DATA TO PROCESS =>
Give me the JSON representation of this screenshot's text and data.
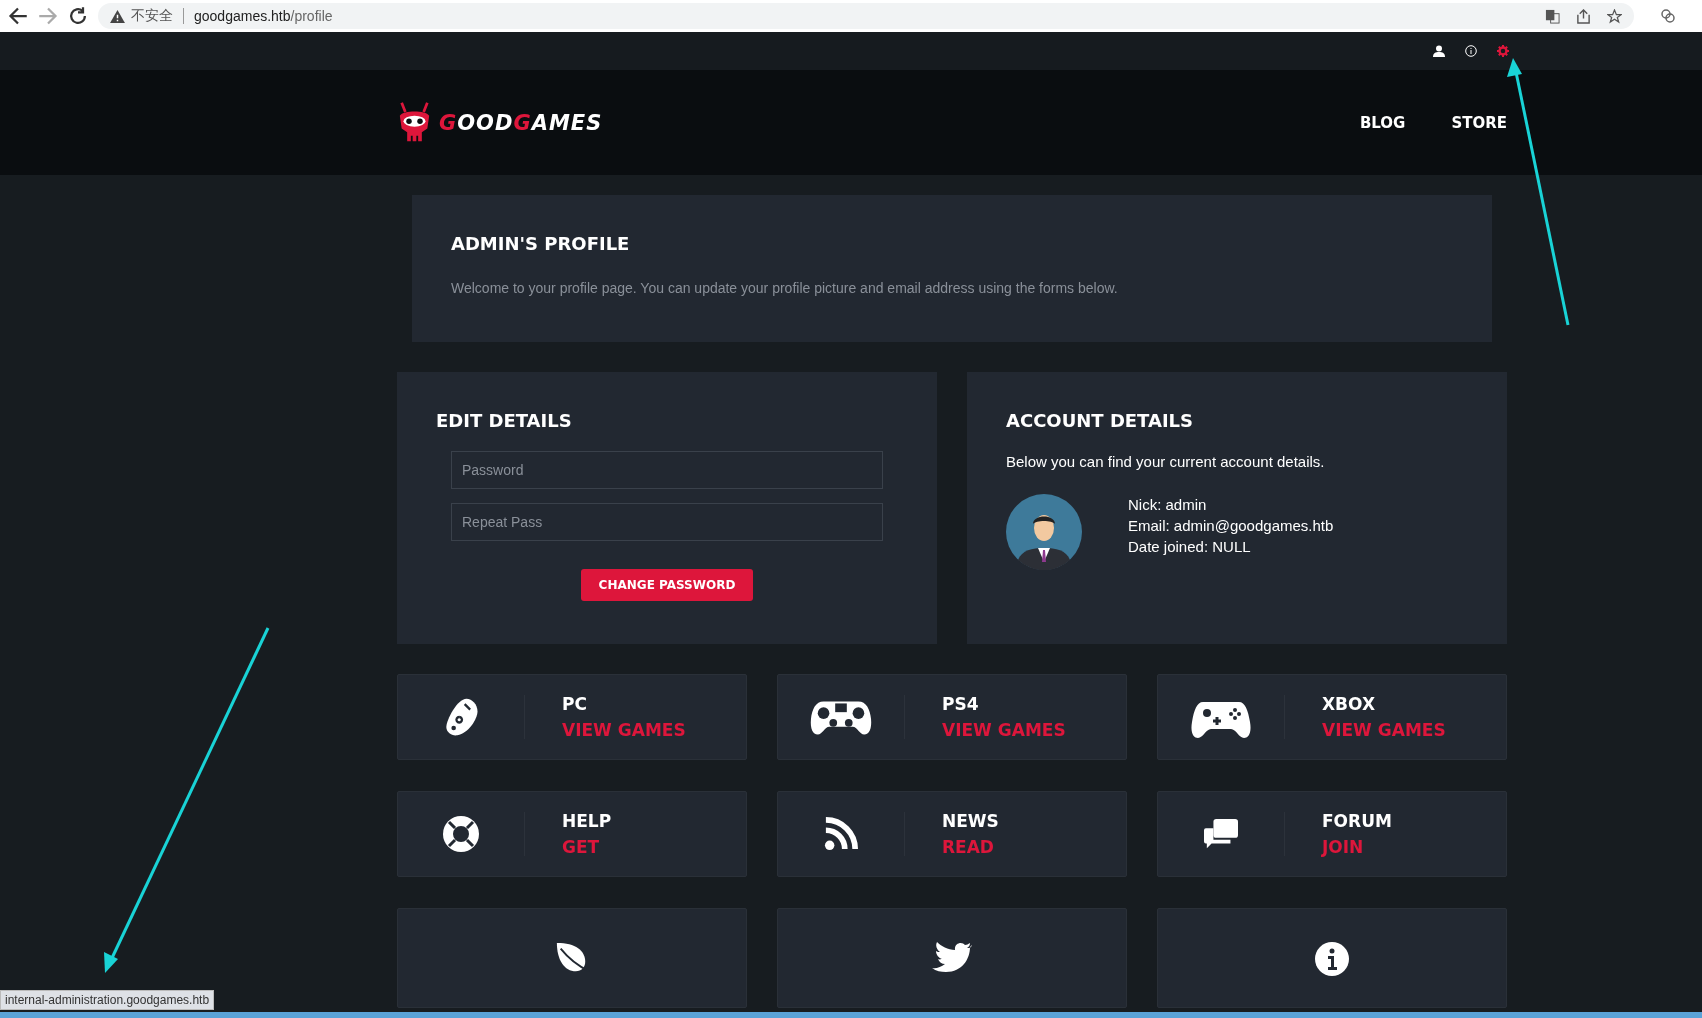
{
  "browser": {
    "back_enabled": true,
    "forward_enabled": false,
    "security_label": "不安全",
    "url_host": "goodgames.htb",
    "url_path": "/profile"
  },
  "topbar": {
    "icons": [
      {
        "kind": "user",
        "active": false
      },
      {
        "kind": "info",
        "active": false
      },
      {
        "kind": "gear",
        "active": true
      }
    ]
  },
  "header": {
    "logo": [
      {
        "text": "G",
        "accent": true
      },
      {
        "text": "OOD",
        "accent": false
      },
      {
        "text": "G",
        "accent": true
      },
      {
        "text": "AMES",
        "accent": false
      }
    ],
    "nav": [
      "BLOG",
      "STORE"
    ]
  },
  "profile": {
    "title": "ADMIN'S PROFILE",
    "text": "Welcome to your profile page. You can update your profile picture and email address using the forms below."
  },
  "edit_details": {
    "title": "EDIT DETAILS",
    "fields": [
      {
        "placeholder": "Password"
      },
      {
        "placeholder": "Repeat Pass"
      }
    ],
    "button": "CHANGE PASSWORD"
  },
  "account_details": {
    "title": "ACCOUNT DETAILS",
    "intro": "Below you can find your current account details.",
    "lines": [
      "Nick: admin",
      "Email: admin@goodgames.htb",
      "Date joined: NULL"
    ]
  },
  "tiles": [
    {
      "kind": "mouse",
      "title": "PC",
      "link": "VIEW GAMES"
    },
    {
      "kind": "gamepad",
      "title": "PS4",
      "link": "VIEW GAMES"
    },
    {
      "kind": "xbox",
      "title": "XBOX",
      "link": "VIEW GAMES"
    },
    {
      "kind": "lifebuoy",
      "title": "HELP",
      "link": "GET"
    },
    {
      "kind": "rss",
      "title": "NEWS",
      "link": "READ"
    },
    {
      "kind": "chat",
      "title": "FORUM",
      "link": "JOIN"
    },
    {
      "kind": "leaf"
    },
    {
      "kind": "bird"
    },
    {
      "kind": "info"
    }
  ],
  "status_bar": {
    "link_preview": "internal-administration.goodgames.htb"
  }
}
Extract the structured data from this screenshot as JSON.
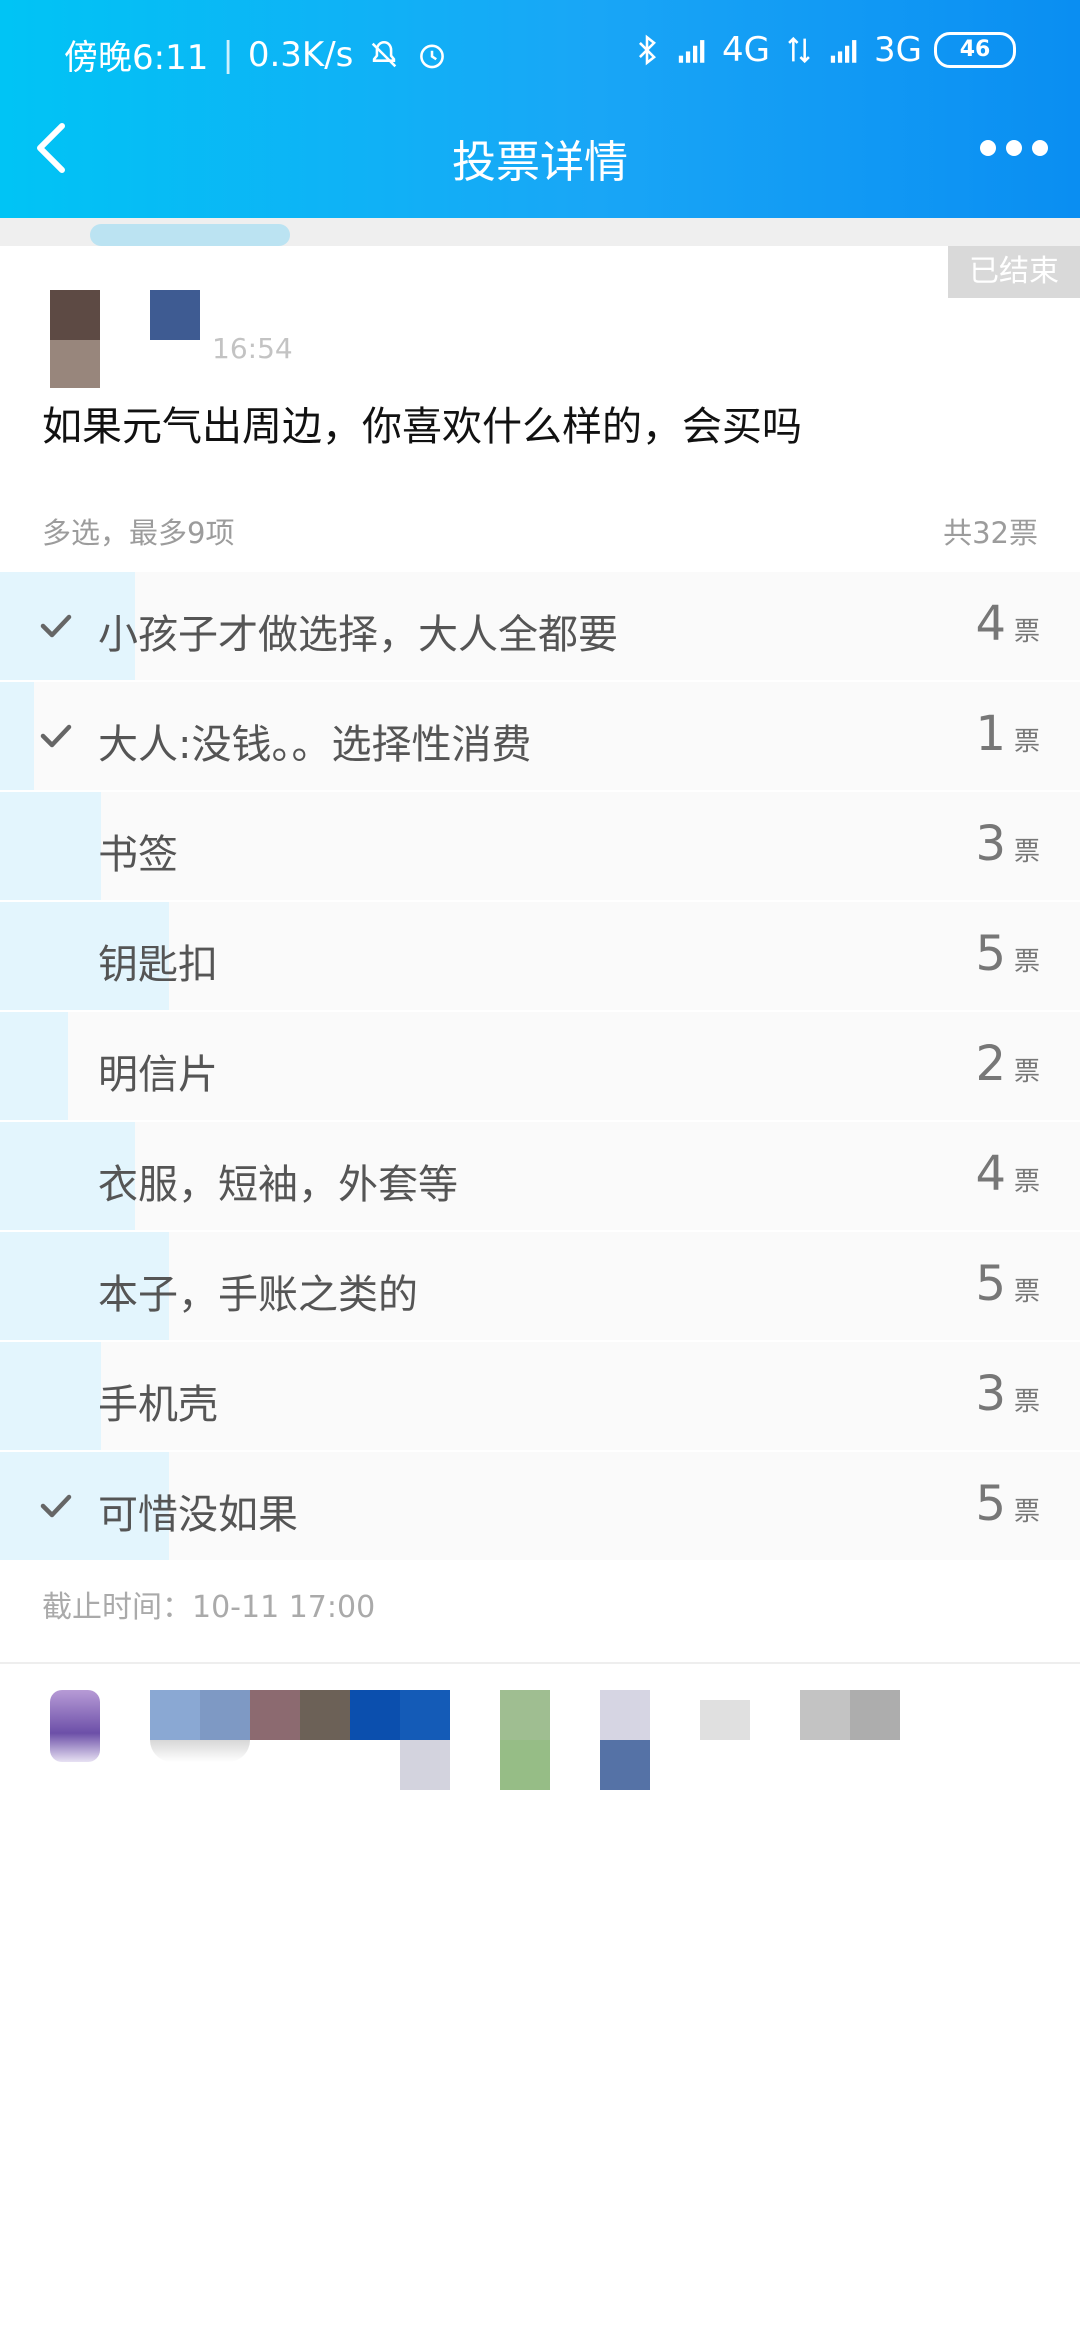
{
  "status_bar": {
    "time": "傍晚6:11",
    "speed": "0.3K/s",
    "network1": "4G",
    "network2": "3G",
    "battery": "46",
    "icons": [
      "mute-icon",
      "alarm-icon",
      "bluetooth-icon",
      "signal-icon",
      "data-arrows-icon",
      "signal-icon"
    ]
  },
  "nav": {
    "title": "投票详情",
    "back_icon": "chevron-left-icon",
    "more_icon": "more-dots-icon"
  },
  "poll": {
    "status_badge": "已结束",
    "post_time": "16:54",
    "question": "如果元气出周边，你喜欢什么样的，会买吗",
    "mode": "多选，最多9项",
    "total": "共32票",
    "vote_unit": "票",
    "total_votes": 32,
    "options": [
      {
        "label": "小孩子才做选择，大人全都要",
        "votes": "4",
        "checked": true
      },
      {
        "label": "大人:没钱。。选择性消费",
        "votes": "1",
        "checked": true
      },
      {
        "label": "书签",
        "votes": "3",
        "checked": false
      },
      {
        "label": "钥匙扣",
        "votes": "5",
        "checked": false
      },
      {
        "label": "明信片",
        "votes": "2",
        "checked": false
      },
      {
        "label": "衣服，短袖，外套等",
        "votes": "4",
        "checked": false
      },
      {
        "label": "本子，手账之类的",
        "votes": "5",
        "checked": false
      },
      {
        "label": "手机壳",
        "votes": "3",
        "checked": false
      },
      {
        "label": "可惜没如果",
        "votes": "5",
        "checked": true
      }
    ],
    "deadline": "截止时间：10-11 17:00"
  },
  "colors": {
    "header_start": "#00c4f5",
    "header_end": "#0a8ef2",
    "option_fill": "#e3f5fd",
    "badge_bg": "#d9d9d9"
  }
}
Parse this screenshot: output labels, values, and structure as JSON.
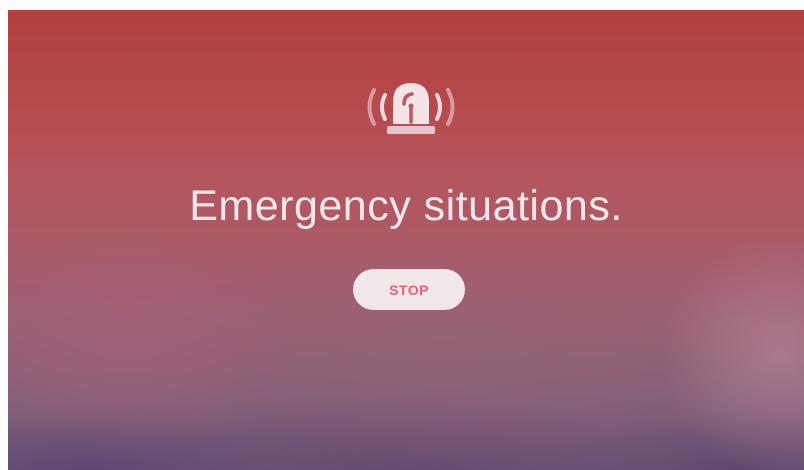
{
  "screen": {
    "title": "Emergency situations.",
    "stop_label": "STOP",
    "icon": "alarm-siren-icon"
  },
  "colors": {
    "background_top": "#b3403e",
    "background_bottom": "#6e5577",
    "text": "#f4e6ea",
    "button_bg": "#f1e6ea",
    "button_text": "#e86372"
  }
}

EXERCISE =>
Using the records above, find and show each line with the string "title".

FULL ANSWER =>
    "title": "ADMIN'S PROFILE",
    "title": "EDIT DETAILS",
    "title": "ACCOUNT DETAILS",
      "title": "PC",
      "title": "PS4",
      "title": "XBOX",
      "title": "HELP",
      "title": "NEWS",
      "title": "FORUM",
    "title": "投票详情",
    "title": "Emergency situations.",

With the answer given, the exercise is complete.